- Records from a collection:
** START **

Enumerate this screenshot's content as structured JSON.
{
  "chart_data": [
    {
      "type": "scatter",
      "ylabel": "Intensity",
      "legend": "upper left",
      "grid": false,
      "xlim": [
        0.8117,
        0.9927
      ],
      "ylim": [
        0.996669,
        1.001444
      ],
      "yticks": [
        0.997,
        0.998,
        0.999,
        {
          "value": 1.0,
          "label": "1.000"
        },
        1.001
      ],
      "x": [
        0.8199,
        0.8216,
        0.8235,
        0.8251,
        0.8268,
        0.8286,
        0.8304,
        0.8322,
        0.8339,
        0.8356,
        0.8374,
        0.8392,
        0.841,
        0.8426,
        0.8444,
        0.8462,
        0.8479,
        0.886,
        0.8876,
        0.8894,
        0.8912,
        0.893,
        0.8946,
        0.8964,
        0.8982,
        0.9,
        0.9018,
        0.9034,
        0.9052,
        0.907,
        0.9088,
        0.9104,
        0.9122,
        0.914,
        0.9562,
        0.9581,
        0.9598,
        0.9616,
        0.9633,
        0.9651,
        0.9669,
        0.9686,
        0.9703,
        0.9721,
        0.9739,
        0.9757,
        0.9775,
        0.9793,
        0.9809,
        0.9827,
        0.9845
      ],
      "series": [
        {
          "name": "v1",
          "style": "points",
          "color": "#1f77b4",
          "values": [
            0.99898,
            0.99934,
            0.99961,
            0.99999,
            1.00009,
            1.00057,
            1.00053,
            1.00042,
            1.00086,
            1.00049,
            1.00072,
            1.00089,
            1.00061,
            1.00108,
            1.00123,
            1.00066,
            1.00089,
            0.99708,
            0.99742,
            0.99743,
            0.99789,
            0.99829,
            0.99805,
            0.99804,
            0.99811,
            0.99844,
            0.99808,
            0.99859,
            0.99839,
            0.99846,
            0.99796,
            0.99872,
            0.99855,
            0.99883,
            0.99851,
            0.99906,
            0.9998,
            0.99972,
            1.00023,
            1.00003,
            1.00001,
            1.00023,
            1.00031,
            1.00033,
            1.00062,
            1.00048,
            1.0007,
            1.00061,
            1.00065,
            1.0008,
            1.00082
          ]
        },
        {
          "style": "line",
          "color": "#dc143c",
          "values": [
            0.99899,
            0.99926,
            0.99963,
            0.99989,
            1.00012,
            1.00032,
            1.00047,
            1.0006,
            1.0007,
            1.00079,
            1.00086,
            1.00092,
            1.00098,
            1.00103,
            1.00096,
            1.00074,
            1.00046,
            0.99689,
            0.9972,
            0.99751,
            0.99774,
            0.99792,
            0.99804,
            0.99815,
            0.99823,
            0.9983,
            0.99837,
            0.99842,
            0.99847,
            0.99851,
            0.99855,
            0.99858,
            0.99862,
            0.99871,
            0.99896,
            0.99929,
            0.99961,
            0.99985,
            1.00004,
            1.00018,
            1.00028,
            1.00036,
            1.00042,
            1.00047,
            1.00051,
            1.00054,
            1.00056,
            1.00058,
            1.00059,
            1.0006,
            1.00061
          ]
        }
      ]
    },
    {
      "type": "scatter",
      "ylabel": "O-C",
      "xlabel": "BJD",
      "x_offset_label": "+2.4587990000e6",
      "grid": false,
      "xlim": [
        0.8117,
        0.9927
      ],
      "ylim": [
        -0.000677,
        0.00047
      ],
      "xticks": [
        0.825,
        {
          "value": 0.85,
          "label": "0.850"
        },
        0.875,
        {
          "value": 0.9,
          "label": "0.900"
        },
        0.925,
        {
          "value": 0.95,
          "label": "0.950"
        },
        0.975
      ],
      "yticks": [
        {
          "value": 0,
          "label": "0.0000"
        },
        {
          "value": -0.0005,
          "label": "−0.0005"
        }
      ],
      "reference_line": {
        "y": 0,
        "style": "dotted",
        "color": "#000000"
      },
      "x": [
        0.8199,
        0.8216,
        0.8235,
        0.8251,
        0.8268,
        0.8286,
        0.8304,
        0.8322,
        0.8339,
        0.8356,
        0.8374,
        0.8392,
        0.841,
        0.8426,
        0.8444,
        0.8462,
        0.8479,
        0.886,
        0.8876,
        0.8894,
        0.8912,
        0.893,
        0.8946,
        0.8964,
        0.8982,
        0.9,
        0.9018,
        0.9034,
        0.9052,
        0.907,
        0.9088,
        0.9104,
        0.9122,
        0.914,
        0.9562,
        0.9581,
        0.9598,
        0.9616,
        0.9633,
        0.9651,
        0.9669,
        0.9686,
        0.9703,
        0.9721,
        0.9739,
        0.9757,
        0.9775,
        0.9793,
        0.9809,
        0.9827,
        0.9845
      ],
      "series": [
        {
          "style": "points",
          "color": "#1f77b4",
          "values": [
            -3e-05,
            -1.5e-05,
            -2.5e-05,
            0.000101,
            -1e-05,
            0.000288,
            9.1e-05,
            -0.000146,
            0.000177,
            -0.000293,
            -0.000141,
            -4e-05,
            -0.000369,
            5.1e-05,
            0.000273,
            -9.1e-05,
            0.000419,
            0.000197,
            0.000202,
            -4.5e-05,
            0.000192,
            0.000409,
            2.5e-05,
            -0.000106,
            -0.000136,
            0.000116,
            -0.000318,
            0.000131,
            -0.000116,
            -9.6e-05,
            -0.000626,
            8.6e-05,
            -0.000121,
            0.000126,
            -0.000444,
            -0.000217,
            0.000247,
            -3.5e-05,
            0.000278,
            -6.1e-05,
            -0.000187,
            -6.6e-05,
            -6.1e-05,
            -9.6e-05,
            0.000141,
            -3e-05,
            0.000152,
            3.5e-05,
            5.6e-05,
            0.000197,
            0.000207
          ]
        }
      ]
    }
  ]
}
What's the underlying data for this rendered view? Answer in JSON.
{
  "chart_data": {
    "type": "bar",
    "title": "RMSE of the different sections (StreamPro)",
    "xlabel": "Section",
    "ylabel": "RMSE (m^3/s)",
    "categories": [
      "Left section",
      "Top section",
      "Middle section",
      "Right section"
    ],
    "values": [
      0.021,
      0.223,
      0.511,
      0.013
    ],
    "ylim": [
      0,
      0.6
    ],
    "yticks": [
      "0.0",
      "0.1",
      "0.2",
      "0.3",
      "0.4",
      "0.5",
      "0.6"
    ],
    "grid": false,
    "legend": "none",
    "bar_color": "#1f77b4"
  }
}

** END **

- To do: Each line of the material above must be retyped precisely.

- Correct answer:
Enumerate this screenshot's content as structured JSON.
{
  "chart_data": [
    {
      "type": "scatter",
      "ylabel": "Intensity",
      "legend": "upper left",
      "grid": false,
      "xlim": [
        0.8117,
        0.9927
      ],
      "ylim": [
        0.996669,
        1.001444
      ],
      "yticks": [
        0.997,
        0.998,
        0.999,
        {
          "value": 1.0,
          "label": "1.000"
        },
        1.001
      ],
      "x": [
        0.8199,
        0.8216,
        0.8235,
        0.8251,
        0.8268,
        0.8286,
        0.8304,
        0.8322,
        0.8339,
        0.8356,
        0.8374,
        0.8392,
        0.841,
        0.8426,
        0.8444,
        0.8462,
        0.8479,
        0.886,
        0.8876,
        0.8894,
        0.8912,
        0.893,
        0.8946,
        0.8964,
        0.8982,
        0.9,
        0.9018,
        0.9034,
        0.9052,
        0.907,
        0.9088,
        0.9104,
        0.9122,
        0.914,
        0.9562,
        0.9581,
        0.9598,
        0.9616,
        0.9633,
        0.9651,
        0.9669,
        0.9686,
        0.9703,
        0.9721,
        0.9739,
        0.9757,
        0.9775,
        0.9793,
        0.9809,
        0.9827,
        0.9845
      ],
      "series": [
        {
          "name": "v1",
          "style": "points",
          "color": "#1f77b4",
          "values": [
            0.99898,
            0.99934,
            0.99961,
            0.99999,
            1.00009,
            1.00057,
            1.00053,
            1.00042,
            1.00086,
            1.00049,
            1.00072,
            1.00089,
            1.00061,
            1.00108,
            1.00123,
            1.00066,
            1.00089,
            0.99708,
            0.99742,
            0.99743,
            0.99789,
            0.99829,
            0.99805,
            0.99804,
            0.99811,
            0.99844,
            0.99808,
            0.99859,
            0.99839,
            0.99846,
            0.99796,
            0.99872,
            0.99855,
            0.99883,
            0.99851,
            0.99906,
            0.9998,
            0.99972,
            1.00023,
            1.00003,
            1.00001,
            1.00023,
            1.00031,
            1.00033,
            1.00062,
            1.00048,
            1.0007,
            1.00061,
            1.00065,
            1.0008,
            1.00082
          ]
        },
        {
          "style": "line",
          "color": "#dc143c",
          "values": [
            0.99899,
            0.99926,
            0.99963,
            0.99989,
            1.00012,
            1.00032,
            1.00047,
            1.0006,
            1.0007,
            1.00079,
            1.00086,
            1.00092,
            1.00098,
            1.00103,
            1.00096,
            1.00074,
            1.00046,
            0.99689,
            0.9972,
            0.99751,
            0.99774,
            0.99792,
            0.99804,
            0.99815,
            0.99823,
            0.9983,
            0.99837,
            0.99842,
            0.99847,
            0.99851,
            0.99855,
            0.99858,
            0.99862,
            0.99871,
            0.99896,
            0.99929,
            0.99961,
            0.99985,
            1.00004,
            1.00018,
            1.00028,
            1.00036,
            1.00042,
            1.00047,
            1.00051,
            1.00054,
            1.00056,
            1.00058,
            1.00059,
            1.0006,
            1.00061
          ]
        }
      ]
    },
    {
      "type": "scatter",
      "ylabel": "O-C",
      "xlabel": "BJD",
      "x_offset_label": "+2.4587990000e6",
      "grid": false,
      "xlim": [
        0.8117,
        0.9927
      ],
      "ylim": [
        -0.000677,
        0.00047
      ],
      "xticks": [
        0.825,
        {
          "value": 0.85,
          "label": "0.850"
        },
        0.875,
        {
          "value": 0.9,
          "label": "0.900"
        },
        0.925,
        {
          "value": 0.95,
          "label": "0.950"
        },
        0.975
      ],
      "yticks": [
        {
          "value": 0,
          "label": "0.0000"
        },
        {
          "value": -0.0005,
          "label": "−0.0005"
        }
      ],
      "reference_line": {
        "y": 0,
        "style": "dotted",
        "color": "#000000"
      },
      "x": [
        0.8199,
        0.8216,
        0.8235,
        0.8251,
        0.8268,
        0.8286,
        0.8304,
        0.8322,
        0.8339,
        0.8356,
        0.8374,
        0.8392,
        0.841,
        0.8426,
        0.8444,
        0.8462,
        0.8479,
        0.886,
        0.8876,
        0.8894,
        0.8912,
        0.893,
        0.8946,
        0.8964,
        0.8982,
        0.9,
        0.9018,
        0.9034,
        0.9052,
        0.907,
        0.9088,
        0.9104,
        0.9122,
        0.914,
        0.9562,
        0.9581,
        0.9598,
        0.9616,
        0.9633,
        0.9651,
        0.9669,
        0.9686,
        0.9703,
        0.9721,
        0.9739,
        0.9757,
        0.9775,
        0.9793,
        0.9809,
        0.9827,
        0.9845
      ],
      "series": [
        {
          "style": "points",
          "color": "#1f77b4",
          "values": [
            -3e-05,
            -1.5e-05,
            -2.5e-05,
            0.000101,
            -1e-05,
            0.000288,
            9.1e-05,
            -0.000146,
            0.000177,
            -0.000293,
            -0.000141,
            -4e-05,
            -0.000369,
            5.1e-05,
            0.000273,
            -9.1e-05,
            0.000419,
            0.000197,
            0.000202,
            -4.5e-05,
            0.000192,
            0.000409,
            2.5e-05,
            -0.000106,
            -0.000136,
            0.000116,
            -0.000318,
            0.000131,
            -0.000116,
            -9.6e-05,
            -0.000626,
            8.6e-05,
            -0.000121,
            0.000126,
            -0.000444,
            -0.000217,
            0.000247,
            -3.5e-05,
            0.000278,
            -6.1e-05,
            -0.000187,
            -6.6e-05,
            -6.1e-05,
            -9.6e-05,
            0.000141,
            -3e-05,
            0.000152,
            3.5e-05,
            5.6e-05,
            0.000197,
            0.000207
          ]
        }
      ]
    }
  ]
}
What's the underlying data for this rendered view? Answer in JSON.
{
  "chart_data": {
    "type": "bar",
    "title": "RMSE of the different sections (StreamPro)",
    "xlabel": "Section",
    "ylabel": "RMSE (m^3/s)",
    "categories": [
      "Left section",
      "Top section",
      "Middle section",
      "Right section"
    ],
    "values": [
      0.021,
      0.223,
      0.511,
      0.013
    ],
    "ylim": [
      0,
      0.6
    ],
    "yticks": [
      "0.0",
      "0.1",
      "0.2",
      "0.3",
      "0.4",
      "0.5",
      "0.6"
    ],
    "grid": false,
    "legend": "none",
    "bar_color": "#1f77b4"
  }
}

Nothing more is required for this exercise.